- **Given data**:

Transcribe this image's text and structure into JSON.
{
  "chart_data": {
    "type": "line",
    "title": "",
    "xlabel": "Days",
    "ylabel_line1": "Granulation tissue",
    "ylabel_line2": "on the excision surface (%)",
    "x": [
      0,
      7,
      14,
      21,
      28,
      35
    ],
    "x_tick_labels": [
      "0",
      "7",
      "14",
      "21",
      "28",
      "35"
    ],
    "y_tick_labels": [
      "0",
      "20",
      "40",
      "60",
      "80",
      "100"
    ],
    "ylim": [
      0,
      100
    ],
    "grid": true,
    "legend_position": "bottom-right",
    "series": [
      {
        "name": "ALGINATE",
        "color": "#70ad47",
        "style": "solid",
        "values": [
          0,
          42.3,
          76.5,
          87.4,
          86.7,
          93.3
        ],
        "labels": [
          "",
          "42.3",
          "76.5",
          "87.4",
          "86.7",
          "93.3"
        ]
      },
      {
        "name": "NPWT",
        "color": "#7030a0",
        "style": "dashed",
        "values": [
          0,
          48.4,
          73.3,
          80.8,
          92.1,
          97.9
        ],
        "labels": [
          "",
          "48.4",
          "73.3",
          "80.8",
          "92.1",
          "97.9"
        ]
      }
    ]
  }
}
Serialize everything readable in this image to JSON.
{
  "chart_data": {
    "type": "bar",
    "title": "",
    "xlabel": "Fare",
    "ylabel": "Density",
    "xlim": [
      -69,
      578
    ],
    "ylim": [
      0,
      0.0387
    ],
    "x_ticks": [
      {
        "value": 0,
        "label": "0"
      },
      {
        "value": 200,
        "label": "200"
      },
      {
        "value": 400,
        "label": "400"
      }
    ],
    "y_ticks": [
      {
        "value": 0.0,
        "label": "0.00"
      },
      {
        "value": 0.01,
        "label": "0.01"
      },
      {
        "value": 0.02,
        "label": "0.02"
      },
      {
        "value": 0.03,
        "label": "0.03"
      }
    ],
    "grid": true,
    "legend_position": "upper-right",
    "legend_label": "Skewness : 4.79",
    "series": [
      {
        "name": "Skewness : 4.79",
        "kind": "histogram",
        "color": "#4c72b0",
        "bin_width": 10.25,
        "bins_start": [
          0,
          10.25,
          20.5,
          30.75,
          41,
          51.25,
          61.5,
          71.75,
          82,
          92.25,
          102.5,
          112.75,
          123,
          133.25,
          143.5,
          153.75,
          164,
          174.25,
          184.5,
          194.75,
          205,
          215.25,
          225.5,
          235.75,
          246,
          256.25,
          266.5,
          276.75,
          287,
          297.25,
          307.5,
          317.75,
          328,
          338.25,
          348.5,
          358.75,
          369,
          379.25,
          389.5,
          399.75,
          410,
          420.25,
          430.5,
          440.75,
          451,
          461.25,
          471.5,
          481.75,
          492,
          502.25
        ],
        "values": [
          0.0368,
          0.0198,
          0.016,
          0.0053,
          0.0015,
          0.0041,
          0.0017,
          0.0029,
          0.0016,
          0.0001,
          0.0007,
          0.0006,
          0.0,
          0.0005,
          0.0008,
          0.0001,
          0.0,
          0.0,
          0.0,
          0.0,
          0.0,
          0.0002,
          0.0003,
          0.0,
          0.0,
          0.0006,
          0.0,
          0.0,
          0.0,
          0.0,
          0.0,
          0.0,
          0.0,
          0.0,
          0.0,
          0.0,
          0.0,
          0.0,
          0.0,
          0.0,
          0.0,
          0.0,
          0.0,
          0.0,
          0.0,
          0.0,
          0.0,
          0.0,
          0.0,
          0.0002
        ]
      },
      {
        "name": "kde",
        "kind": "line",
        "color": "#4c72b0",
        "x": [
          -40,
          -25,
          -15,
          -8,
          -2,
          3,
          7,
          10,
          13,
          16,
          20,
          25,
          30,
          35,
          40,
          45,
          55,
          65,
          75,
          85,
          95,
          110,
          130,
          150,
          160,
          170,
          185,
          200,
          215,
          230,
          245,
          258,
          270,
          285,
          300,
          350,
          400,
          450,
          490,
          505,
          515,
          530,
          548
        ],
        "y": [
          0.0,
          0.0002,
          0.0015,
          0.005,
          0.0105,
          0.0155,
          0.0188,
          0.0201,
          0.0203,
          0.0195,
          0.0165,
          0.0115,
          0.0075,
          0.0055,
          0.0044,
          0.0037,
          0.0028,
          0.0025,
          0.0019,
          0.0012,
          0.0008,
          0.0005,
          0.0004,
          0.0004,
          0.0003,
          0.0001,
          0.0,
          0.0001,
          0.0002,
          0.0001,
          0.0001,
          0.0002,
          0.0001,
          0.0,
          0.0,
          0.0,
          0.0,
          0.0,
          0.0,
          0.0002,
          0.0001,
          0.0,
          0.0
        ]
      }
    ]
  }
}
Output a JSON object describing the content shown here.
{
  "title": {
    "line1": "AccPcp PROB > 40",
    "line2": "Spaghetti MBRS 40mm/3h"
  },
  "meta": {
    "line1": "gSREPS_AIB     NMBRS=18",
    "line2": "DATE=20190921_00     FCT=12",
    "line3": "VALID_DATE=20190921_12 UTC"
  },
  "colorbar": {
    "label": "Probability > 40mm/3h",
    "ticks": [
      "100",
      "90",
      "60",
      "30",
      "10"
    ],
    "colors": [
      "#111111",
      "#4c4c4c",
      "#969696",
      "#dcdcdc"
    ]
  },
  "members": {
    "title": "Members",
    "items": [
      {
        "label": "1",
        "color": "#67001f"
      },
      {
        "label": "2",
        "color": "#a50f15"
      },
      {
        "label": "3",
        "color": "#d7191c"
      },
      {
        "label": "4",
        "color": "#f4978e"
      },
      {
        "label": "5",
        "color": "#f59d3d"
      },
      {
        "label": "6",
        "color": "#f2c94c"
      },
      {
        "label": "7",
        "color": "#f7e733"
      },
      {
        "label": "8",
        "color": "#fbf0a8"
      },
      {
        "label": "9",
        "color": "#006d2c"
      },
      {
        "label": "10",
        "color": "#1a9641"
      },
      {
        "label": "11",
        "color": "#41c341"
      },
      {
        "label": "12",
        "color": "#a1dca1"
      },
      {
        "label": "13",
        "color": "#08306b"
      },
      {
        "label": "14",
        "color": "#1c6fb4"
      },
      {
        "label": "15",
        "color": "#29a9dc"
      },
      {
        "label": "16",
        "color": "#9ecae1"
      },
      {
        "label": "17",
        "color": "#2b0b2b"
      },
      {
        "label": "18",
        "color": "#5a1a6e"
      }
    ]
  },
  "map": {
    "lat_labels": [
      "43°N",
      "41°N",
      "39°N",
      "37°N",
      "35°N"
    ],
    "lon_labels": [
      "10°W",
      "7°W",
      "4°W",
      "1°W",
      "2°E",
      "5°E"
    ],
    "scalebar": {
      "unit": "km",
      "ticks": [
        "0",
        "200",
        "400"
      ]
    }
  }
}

- **What the task requires**: Exactly as shown, repeat every record.

- **Completed task**:
Transcribe this image's text and structure into JSON.
{
  "chart_data": {
    "type": "line",
    "title": "",
    "xlabel": "Days",
    "ylabel_line1": "Granulation tissue",
    "ylabel_line2": "on the excision surface (%)",
    "x": [
      0,
      7,
      14,
      21,
      28,
      35
    ],
    "x_tick_labels": [
      "0",
      "7",
      "14",
      "21",
      "28",
      "35"
    ],
    "y_tick_labels": [
      "0",
      "20",
      "40",
      "60",
      "80",
      "100"
    ],
    "ylim": [
      0,
      100
    ],
    "grid": true,
    "legend_position": "bottom-right",
    "series": [
      {
        "name": "ALGINATE",
        "color": "#70ad47",
        "style": "solid",
        "values": [
          0,
          42.3,
          76.5,
          87.4,
          86.7,
          93.3
        ],
        "labels": [
          "",
          "42.3",
          "76.5",
          "87.4",
          "86.7",
          "93.3"
        ]
      },
      {
        "name": "NPWT",
        "color": "#7030a0",
        "style": "dashed",
        "values": [
          0,
          48.4,
          73.3,
          80.8,
          92.1,
          97.9
        ],
        "labels": [
          "",
          "48.4",
          "73.3",
          "80.8",
          "92.1",
          "97.9"
        ]
      }
    ]
  }
}
Serialize everything readable in this image to JSON.
{
  "chart_data": {
    "type": "bar",
    "title": "",
    "xlabel": "Fare",
    "ylabel": "Density",
    "xlim": [
      -69,
      578
    ],
    "ylim": [
      0,
      0.0387
    ],
    "x_ticks": [
      {
        "value": 0,
        "label": "0"
      },
      {
        "value": 200,
        "label": "200"
      },
      {
        "value": 400,
        "label": "400"
      }
    ],
    "y_ticks": [
      {
        "value": 0.0,
        "label": "0.00"
      },
      {
        "value": 0.01,
        "label": "0.01"
      },
      {
        "value": 0.02,
        "label": "0.02"
      },
      {
        "value": 0.03,
        "label": "0.03"
      }
    ],
    "grid": true,
    "legend_position": "upper-right",
    "legend_label": "Skewness : 4.79",
    "series": [
      {
        "name": "Skewness : 4.79",
        "kind": "histogram",
        "color": "#4c72b0",
        "bin_width": 10.25,
        "bins_start": [
          0,
          10.25,
          20.5,
          30.75,
          41,
          51.25,
          61.5,
          71.75,
          82,
          92.25,
          102.5,
          112.75,
          123,
          133.25,
          143.5,
          153.75,
          164,
          174.25,
          184.5,
          194.75,
          205,
          215.25,
          225.5,
          235.75,
          246,
          256.25,
          266.5,
          276.75,
          287,
          297.25,
          307.5,
          317.75,
          328,
          338.25,
          348.5,
          358.75,
          369,
          379.25,
          389.5,
          399.75,
          410,
          420.25,
          430.5,
          440.75,
          451,
          461.25,
          471.5,
          481.75,
          492,
          502.25
        ],
        "values": [
          0.0368,
          0.0198,
          0.016,
          0.0053,
          0.0015,
          0.0041,
          0.0017,
          0.0029,
          0.0016,
          0.0001,
          0.0007,
          0.0006,
          0.0,
          0.0005,
          0.0008,
          0.0001,
          0.0,
          0.0,
          0.0,
          0.0,
          0.0,
          0.0002,
          0.0003,
          0.0,
          0.0,
          0.0006,
          0.0,
          0.0,
          0.0,
          0.0,
          0.0,
          0.0,
          0.0,
          0.0,
          0.0,
          0.0,
          0.0,
          0.0,
          0.0,
          0.0,
          0.0,
          0.0,
          0.0,
          0.0,
          0.0,
          0.0,
          0.0,
          0.0,
          0.0,
          0.0002
        ]
      },
      {
        "name": "kde",
        "kind": "line",
        "color": "#4c72b0",
        "x": [
          -40,
          -25,
          -15,
          -8,
          -2,
          3,
          7,
          10,
          13,
          16,
          20,
          25,
          30,
          35,
          40,
          45,
          55,
          65,
          75,
          85,
          95,
          110,
          130,
          150,
          160,
          170,
          185,
          200,
          215,
          230,
          245,
          258,
          270,
          285,
          300,
          350,
          400,
          450,
          490,
          505,
          515,
          530,
          548
        ],
        "y": [
          0.0,
          0.0002,
          0.0015,
          0.005,
          0.0105,
          0.0155,
          0.0188,
          0.0201,
          0.0203,
          0.0195,
          0.0165,
          0.0115,
          0.0075,
          0.0055,
          0.0044,
          0.0037,
          0.0028,
          0.0025,
          0.0019,
          0.0012,
          0.0008,
          0.0005,
          0.0004,
          0.0004,
          0.0003,
          0.0001,
          0.0,
          0.0001,
          0.0002,
          0.0001,
          0.0001,
          0.0002,
          0.0001,
          0.0,
          0.0,
          0.0,
          0.0,
          0.0,
          0.0,
          0.0002,
          0.0001,
          0.0,
          0.0
        ]
      }
    ]
  }
}
Output a JSON object describing the content shown here.
{
  "title": {
    "line1": "AccPcp PROB > 40",
    "line2": "Spaghetti MBRS 40mm/3h"
  },
  "meta": {
    "line1": "gSREPS_AIB     NMBRS=18",
    "line2": "DATE=20190921_00     FCT=12",
    "line3": "VALID_DATE=20190921_12 UTC"
  },
  "colorbar": {
    "label": "Probability > 40mm/3h",
    "ticks": [
      "100",
      "90",
      "60",
      "30",
      "10"
    ],
    "colors": [
      "#111111",
      "#4c4c4c",
      "#969696",
      "#dcdcdc"
    ]
  },
  "members": {
    "title": "Members",
    "items": [
      {
        "label": "1",
        "color": "#67001f"
      },
      {
        "label": "2",
        "color": "#a50f15"
      },
      {
        "label": "3",
        "color": "#d7191c"
      },
      {
        "label": "4",
        "color": "#f4978e"
      },
      {
        "label": "5",
        "color": "#f59d3d"
      },
      {
        "label": "6",
        "color": "#f2c94c"
      },
      {
        "label": "7",
        "color": "#f7e733"
      },
      {
        "label": "8",
        "color": "#fbf0a8"
      },
      {
        "label": "9",
        "color": "#006d2c"
      },
      {
        "label": "10",
        "color": "#1a9641"
      },
      {
        "label": "11",
        "color": "#41c341"
      },
      {
        "label": "12",
        "color": "#a1dca1"
      },
      {
        "label": "13",
        "color": "#08306b"
      },
      {
        "label": "14",
        "color": "#1c6fb4"
      },
      {
        "label": "15",
        "color": "#29a9dc"
      },
      {
        "label": "16",
        "color": "#9ecae1"
      },
      {
        "label": "17",
        "color": "#2b0b2b"
      },
      {
        "label": "18",
        "color": "#5a1a6e"
      }
    ]
  },
  "map": {
    "lat_labels": [
      "43°N",
      "41°N",
      "39°N",
      "37°N",
      "35°N"
    ],
    "lon_labels": [
      "10°W",
      "7°W",
      "4°W",
      "1°W",
      "2°E",
      "5°E"
    ],
    "scalebar": {
      "unit": "km",
      "ticks": [
        "0",
        "200",
        "400"
      ]
    }
  }
}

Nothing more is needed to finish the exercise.